→ **DIRECTIONS FOR THIS TASK**: Collect each line holding the string "underfunde".

(Figure data in JSON)
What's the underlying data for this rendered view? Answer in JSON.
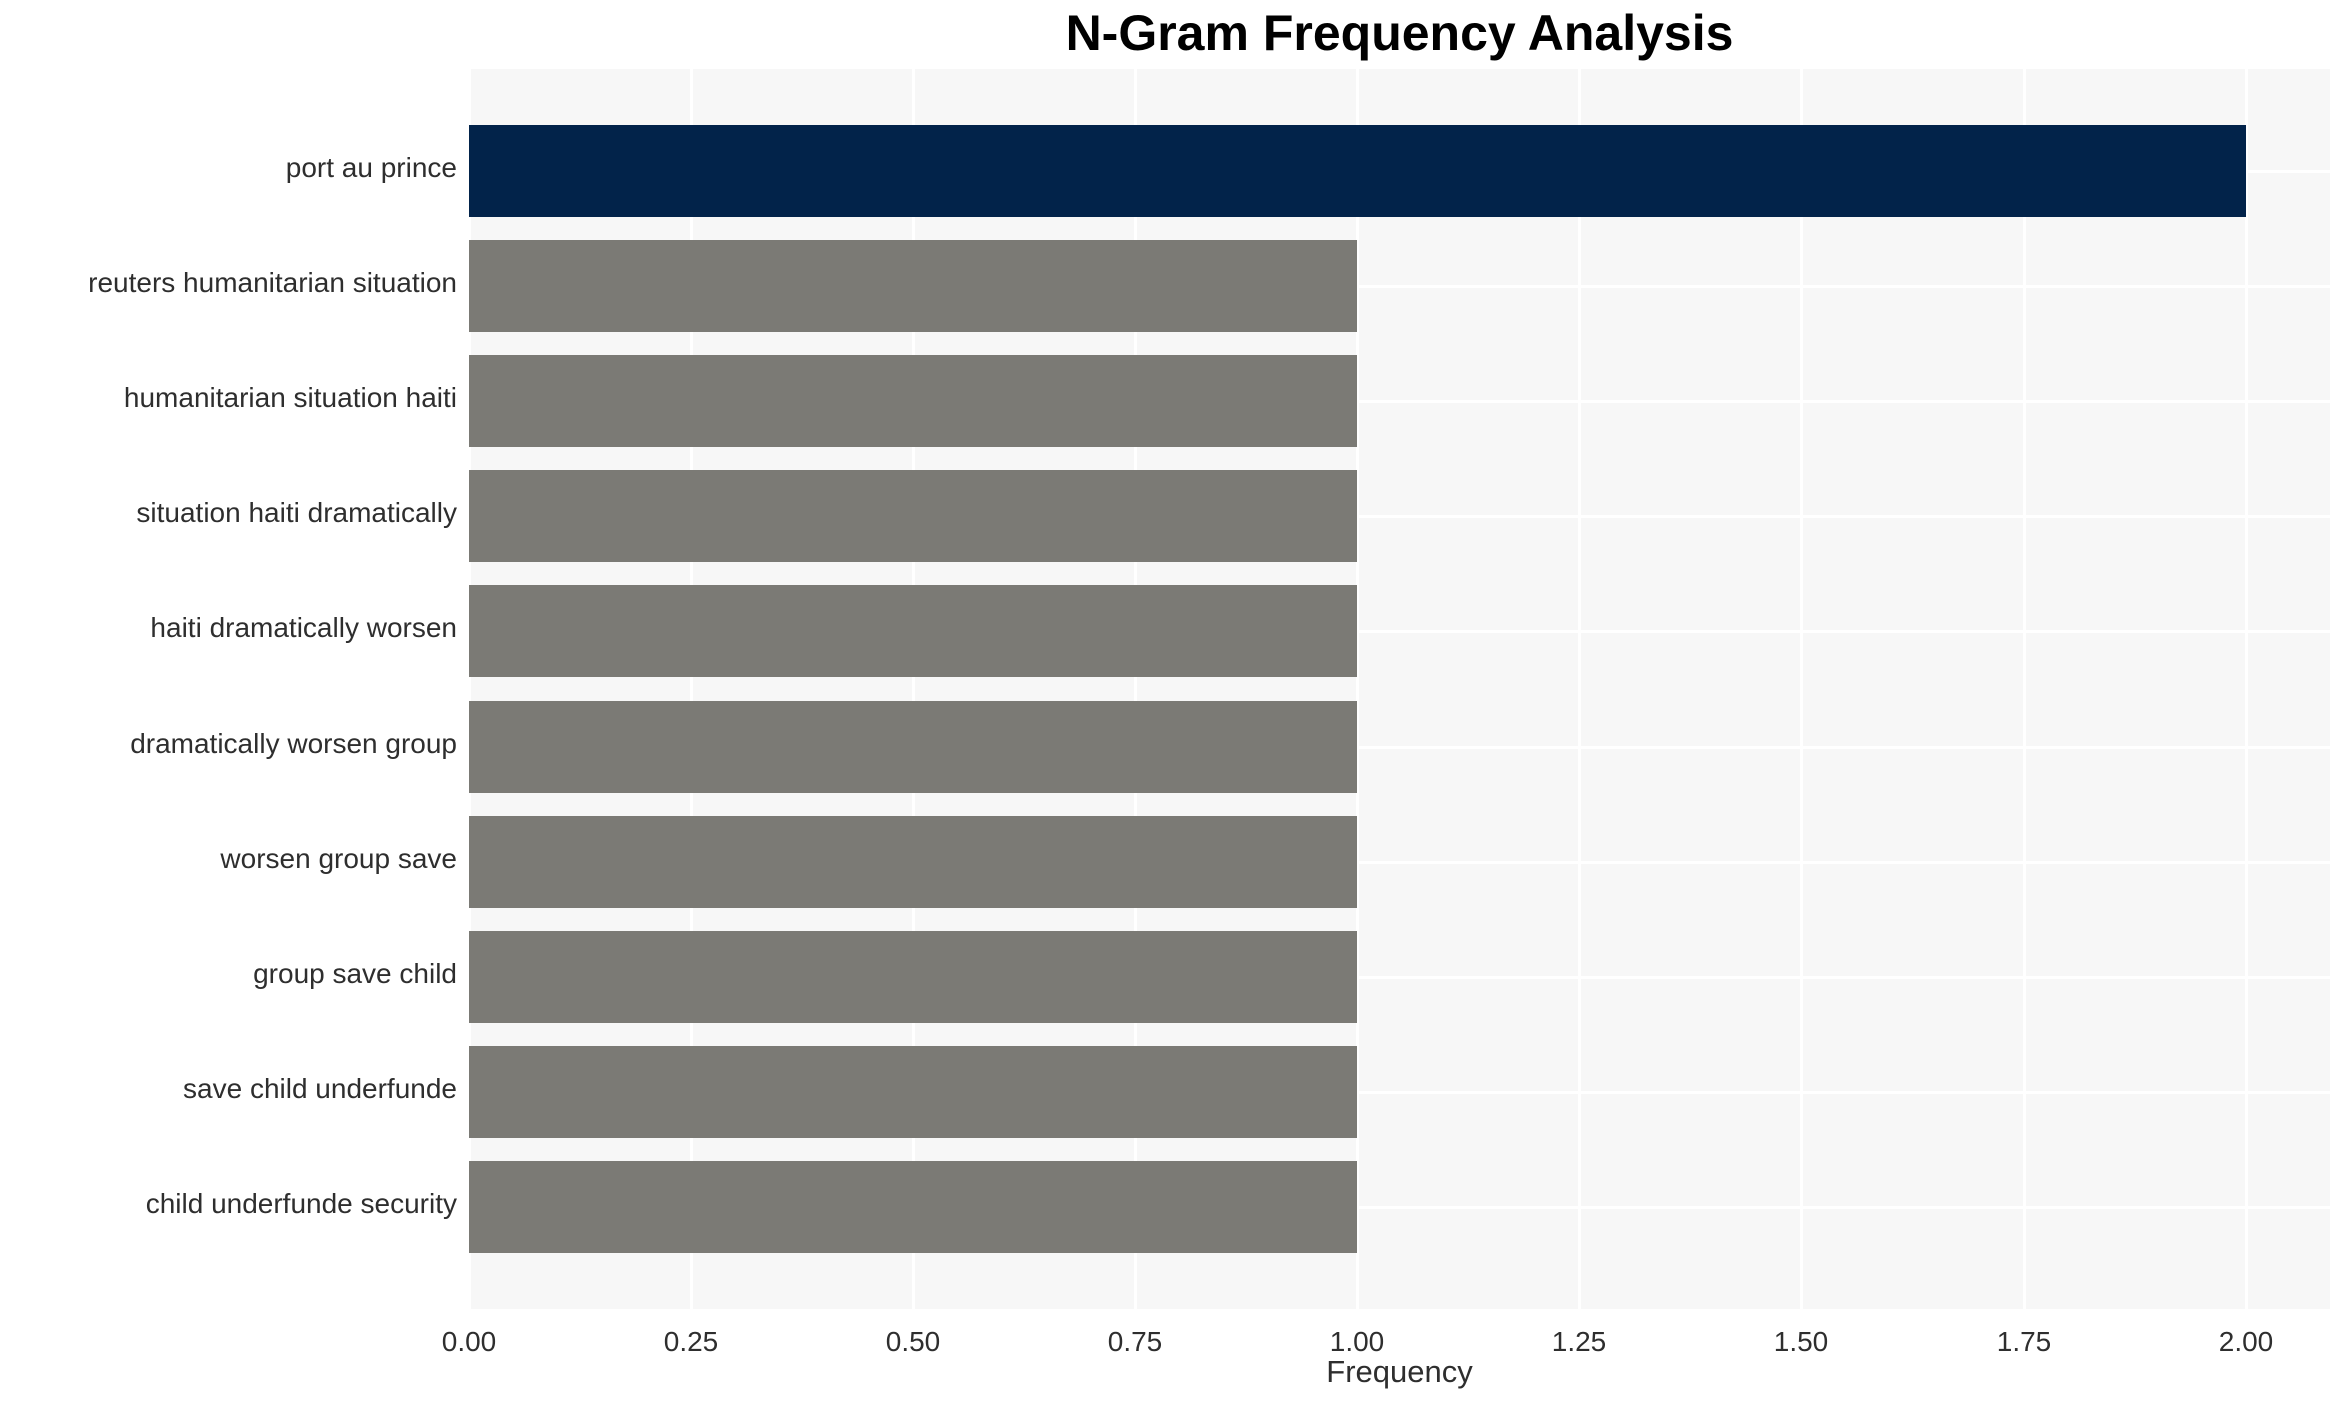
{
  "chart_data": {
    "type": "bar",
    "orientation": "horizontal",
    "title": "N-Gram Frequency Analysis",
    "xlabel": "Frequency",
    "ylabel": "",
    "categories": [
      "port au prince",
      "reuters humanitarian situation",
      "humanitarian situation haiti",
      "situation haiti dramatically",
      "haiti dramatically worsen",
      "dramatically worsen group",
      "worsen group save",
      "group save child",
      "save child underfunde",
      "child underfunde security"
    ],
    "values": [
      2.0,
      1.0,
      1.0,
      1.0,
      1.0,
      1.0,
      1.0,
      1.0,
      1.0,
      1.0
    ],
    "bar_colors": [
      "#02234a",
      "#7b7a75",
      "#7b7a75",
      "#7b7a75",
      "#7b7a75",
      "#7b7a75",
      "#7b7a75",
      "#7b7a75",
      "#7b7a75",
      "#7b7a75"
    ],
    "xticks": [
      "0.00",
      "0.25",
      "0.50",
      "0.75",
      "1.00",
      "1.25",
      "1.50",
      "1.75",
      "2.00"
    ],
    "xtick_values": [
      0,
      0.25,
      0.5,
      0.75,
      1.0,
      1.25,
      1.5,
      1.75,
      2.0
    ],
    "xlim": [
      0,
      2.095
    ],
    "grid": true,
    "legend_position": "none",
    "colors": {
      "plot_background": "#f7f7f7",
      "grid_line": "#ffffff",
      "highlight_bar": "#02234a",
      "default_bar": "#7b7a75",
      "tick_text": "#2e2e2e",
      "title_text": "#000000"
    }
  }
}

→ **REPLY TO THE TASK**:
      "save child underfunde",
      "child underfunde security"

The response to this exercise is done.